Items from a data source:
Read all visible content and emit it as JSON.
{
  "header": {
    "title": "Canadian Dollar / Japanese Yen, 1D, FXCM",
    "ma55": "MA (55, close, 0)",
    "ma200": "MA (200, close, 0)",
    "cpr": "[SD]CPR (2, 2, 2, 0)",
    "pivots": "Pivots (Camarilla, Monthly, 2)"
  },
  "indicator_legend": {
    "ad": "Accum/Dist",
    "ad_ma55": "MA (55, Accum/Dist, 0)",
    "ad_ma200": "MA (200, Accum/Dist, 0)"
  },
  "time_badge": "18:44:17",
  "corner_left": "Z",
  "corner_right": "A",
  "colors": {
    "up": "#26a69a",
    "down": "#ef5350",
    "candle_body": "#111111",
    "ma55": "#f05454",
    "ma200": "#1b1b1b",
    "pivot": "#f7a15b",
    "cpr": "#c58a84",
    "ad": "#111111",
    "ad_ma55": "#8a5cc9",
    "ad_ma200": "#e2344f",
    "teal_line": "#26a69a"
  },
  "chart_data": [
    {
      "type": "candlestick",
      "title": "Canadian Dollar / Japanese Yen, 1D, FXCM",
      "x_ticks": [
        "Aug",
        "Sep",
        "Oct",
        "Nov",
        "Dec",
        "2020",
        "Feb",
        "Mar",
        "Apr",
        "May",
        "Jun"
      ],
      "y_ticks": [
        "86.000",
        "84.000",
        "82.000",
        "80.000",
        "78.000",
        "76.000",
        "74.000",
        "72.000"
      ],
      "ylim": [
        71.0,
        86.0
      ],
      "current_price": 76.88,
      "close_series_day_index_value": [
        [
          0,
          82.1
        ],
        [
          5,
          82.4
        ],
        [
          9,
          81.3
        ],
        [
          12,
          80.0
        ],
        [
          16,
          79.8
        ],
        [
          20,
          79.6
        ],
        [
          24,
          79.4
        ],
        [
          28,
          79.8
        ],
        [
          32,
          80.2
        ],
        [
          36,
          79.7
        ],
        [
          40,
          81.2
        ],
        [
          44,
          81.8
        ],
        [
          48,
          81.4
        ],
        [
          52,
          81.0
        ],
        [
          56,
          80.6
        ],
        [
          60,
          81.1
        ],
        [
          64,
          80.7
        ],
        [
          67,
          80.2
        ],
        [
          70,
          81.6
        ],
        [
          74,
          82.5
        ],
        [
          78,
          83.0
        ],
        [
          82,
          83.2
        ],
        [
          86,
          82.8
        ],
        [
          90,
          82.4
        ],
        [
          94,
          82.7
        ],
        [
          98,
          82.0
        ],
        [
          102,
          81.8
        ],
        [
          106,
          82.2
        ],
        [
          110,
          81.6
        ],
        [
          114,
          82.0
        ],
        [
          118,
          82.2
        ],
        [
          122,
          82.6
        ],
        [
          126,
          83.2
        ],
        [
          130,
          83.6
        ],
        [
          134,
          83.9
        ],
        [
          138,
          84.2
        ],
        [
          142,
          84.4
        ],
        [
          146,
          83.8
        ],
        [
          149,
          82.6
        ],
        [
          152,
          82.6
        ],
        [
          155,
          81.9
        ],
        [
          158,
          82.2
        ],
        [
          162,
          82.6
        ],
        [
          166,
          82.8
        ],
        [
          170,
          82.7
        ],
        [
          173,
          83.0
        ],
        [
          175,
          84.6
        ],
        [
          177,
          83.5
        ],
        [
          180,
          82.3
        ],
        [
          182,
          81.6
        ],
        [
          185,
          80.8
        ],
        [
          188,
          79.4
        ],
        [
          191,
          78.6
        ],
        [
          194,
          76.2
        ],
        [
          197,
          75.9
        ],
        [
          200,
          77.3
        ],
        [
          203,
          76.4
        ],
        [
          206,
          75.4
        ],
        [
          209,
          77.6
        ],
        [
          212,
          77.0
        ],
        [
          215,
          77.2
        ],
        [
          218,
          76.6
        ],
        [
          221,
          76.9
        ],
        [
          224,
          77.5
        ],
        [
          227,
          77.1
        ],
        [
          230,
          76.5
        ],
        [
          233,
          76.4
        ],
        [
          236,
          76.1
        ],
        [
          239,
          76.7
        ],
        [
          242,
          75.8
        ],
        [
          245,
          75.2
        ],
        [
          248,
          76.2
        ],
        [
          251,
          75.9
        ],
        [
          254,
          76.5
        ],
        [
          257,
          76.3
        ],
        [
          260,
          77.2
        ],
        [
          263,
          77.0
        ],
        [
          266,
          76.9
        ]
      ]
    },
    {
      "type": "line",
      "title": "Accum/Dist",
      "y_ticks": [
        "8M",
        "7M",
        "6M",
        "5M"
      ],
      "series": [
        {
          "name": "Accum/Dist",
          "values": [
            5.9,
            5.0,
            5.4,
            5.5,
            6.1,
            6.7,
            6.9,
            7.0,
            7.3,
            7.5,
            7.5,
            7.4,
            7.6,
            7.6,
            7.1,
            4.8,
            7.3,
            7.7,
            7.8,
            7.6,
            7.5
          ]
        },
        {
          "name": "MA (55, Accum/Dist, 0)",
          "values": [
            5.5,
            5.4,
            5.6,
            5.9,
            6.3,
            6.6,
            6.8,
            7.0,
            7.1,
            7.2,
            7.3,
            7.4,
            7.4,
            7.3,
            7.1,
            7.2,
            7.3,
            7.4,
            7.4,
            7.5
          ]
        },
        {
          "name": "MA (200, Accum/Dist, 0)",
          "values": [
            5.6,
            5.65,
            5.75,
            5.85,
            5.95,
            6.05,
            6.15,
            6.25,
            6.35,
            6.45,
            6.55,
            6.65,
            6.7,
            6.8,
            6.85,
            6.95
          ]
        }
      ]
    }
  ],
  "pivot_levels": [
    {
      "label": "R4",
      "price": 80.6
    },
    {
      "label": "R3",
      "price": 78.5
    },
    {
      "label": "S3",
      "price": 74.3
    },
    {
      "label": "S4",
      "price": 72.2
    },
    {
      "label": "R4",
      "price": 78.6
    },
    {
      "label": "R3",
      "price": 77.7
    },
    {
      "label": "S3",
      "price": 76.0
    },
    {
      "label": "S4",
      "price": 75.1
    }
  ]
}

§ **Short problem**:
List the lines that contain the word "Accum".

§ **Response for this exercise**:
    "ad": "Accum/Dist",
    "ad_ma55": "MA (55, Accum/Dist, 0)",
    "ad_ma200": "MA (200, Accum/Dist, 0)"
      "title": "Accum/Dist",
          "name": "Accum/Dist",
          "name": "MA (55, Accum/Dist, 0)",
          "name": "MA (200, Accum/Dist, 0)",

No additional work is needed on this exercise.